The exercise – Every line that contains the word "data" should be copied out.

Given records –
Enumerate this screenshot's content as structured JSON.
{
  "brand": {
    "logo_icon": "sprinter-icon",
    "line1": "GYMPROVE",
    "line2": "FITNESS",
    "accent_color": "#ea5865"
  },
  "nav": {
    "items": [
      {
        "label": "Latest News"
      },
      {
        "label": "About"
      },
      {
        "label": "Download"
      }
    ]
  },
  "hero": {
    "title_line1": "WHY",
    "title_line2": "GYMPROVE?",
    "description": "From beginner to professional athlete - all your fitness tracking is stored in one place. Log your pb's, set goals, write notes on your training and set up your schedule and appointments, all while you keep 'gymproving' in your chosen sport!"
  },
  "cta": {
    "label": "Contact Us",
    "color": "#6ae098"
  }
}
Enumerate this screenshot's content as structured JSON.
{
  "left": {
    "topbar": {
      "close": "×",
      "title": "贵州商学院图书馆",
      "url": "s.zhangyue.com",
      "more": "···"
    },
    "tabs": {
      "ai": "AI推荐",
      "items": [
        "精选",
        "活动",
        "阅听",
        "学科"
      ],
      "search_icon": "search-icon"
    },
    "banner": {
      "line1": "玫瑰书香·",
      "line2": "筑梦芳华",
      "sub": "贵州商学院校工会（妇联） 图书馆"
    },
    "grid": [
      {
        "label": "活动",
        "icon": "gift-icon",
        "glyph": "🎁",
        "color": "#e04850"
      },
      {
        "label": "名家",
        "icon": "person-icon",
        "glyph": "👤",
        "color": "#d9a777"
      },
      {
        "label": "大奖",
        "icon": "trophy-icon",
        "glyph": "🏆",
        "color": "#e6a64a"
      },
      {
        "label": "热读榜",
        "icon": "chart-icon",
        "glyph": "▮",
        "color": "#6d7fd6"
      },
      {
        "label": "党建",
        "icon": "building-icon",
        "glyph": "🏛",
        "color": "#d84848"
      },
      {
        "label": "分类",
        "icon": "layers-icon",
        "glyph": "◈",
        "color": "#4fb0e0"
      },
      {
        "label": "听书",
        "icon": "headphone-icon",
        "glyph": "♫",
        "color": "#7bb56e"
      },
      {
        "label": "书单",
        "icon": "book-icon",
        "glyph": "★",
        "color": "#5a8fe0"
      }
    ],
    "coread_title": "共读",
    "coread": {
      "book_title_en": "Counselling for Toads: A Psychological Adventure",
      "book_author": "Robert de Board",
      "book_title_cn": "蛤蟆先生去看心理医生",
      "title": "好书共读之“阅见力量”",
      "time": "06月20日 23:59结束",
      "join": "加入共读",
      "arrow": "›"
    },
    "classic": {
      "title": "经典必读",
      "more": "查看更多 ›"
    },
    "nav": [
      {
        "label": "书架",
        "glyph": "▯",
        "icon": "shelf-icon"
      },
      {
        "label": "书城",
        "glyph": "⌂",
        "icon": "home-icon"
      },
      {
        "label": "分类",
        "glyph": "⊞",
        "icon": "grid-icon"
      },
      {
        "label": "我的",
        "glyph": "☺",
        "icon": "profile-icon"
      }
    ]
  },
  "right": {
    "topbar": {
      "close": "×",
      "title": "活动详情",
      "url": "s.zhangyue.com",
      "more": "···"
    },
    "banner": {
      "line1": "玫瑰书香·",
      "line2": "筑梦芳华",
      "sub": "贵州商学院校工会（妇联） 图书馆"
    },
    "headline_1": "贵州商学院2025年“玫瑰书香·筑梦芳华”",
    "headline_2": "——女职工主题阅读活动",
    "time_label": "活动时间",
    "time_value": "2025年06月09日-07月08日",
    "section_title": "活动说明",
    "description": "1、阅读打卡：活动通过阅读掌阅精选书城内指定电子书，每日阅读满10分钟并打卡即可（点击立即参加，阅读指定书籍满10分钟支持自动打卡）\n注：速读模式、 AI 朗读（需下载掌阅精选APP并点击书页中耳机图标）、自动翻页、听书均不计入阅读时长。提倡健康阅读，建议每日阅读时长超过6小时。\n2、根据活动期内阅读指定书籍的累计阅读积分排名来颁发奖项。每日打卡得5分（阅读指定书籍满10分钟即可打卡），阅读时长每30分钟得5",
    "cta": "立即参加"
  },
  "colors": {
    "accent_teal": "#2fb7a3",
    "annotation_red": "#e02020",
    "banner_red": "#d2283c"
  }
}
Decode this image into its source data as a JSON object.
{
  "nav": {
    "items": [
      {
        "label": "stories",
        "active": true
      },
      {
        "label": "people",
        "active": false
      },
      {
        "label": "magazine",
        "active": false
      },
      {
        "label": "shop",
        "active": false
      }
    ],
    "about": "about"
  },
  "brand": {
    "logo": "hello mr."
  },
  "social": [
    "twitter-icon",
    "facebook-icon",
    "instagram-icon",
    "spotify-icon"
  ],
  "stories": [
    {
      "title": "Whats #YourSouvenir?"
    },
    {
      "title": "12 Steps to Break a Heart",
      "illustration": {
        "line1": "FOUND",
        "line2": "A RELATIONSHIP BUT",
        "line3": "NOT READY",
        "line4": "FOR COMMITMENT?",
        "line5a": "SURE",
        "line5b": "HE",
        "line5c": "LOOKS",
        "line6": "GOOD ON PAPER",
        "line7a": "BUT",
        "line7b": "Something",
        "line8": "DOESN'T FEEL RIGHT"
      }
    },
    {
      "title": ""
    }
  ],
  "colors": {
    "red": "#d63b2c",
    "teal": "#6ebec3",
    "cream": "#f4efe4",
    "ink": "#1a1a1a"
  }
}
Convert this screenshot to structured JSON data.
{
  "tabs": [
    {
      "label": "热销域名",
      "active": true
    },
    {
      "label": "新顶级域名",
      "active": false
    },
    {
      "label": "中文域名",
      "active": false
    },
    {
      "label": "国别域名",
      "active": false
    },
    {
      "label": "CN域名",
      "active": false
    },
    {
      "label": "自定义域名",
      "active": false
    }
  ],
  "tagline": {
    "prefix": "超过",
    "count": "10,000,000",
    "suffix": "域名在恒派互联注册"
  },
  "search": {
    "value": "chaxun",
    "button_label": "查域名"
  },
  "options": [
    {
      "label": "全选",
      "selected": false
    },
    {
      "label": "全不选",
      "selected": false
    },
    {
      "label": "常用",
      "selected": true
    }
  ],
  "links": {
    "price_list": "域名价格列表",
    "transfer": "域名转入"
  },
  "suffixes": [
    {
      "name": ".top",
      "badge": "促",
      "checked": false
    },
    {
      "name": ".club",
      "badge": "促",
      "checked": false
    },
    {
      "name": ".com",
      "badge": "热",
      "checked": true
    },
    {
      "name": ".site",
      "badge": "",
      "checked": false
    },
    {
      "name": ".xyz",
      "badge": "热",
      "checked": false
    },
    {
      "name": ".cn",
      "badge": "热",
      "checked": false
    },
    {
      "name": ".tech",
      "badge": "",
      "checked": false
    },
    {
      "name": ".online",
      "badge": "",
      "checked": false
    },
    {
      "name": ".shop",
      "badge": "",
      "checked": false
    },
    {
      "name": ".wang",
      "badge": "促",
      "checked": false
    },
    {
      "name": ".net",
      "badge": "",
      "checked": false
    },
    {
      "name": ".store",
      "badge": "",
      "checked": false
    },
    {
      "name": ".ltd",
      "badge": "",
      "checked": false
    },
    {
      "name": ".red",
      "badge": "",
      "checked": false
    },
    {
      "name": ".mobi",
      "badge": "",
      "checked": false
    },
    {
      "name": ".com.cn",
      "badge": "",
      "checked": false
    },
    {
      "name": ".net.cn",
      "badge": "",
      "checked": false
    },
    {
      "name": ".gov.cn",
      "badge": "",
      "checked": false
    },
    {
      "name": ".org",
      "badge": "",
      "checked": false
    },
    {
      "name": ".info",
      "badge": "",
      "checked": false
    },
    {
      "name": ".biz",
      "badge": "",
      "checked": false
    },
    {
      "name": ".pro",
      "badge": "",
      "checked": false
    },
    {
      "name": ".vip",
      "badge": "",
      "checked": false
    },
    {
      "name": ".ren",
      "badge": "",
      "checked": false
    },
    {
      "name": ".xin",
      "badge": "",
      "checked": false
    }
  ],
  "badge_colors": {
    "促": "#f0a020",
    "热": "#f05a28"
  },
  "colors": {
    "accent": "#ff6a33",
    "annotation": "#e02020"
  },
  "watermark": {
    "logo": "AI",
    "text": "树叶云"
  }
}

Exercise output –
Decode this image into its source data as a JSON object.
Convert this screenshot to structured JSON data.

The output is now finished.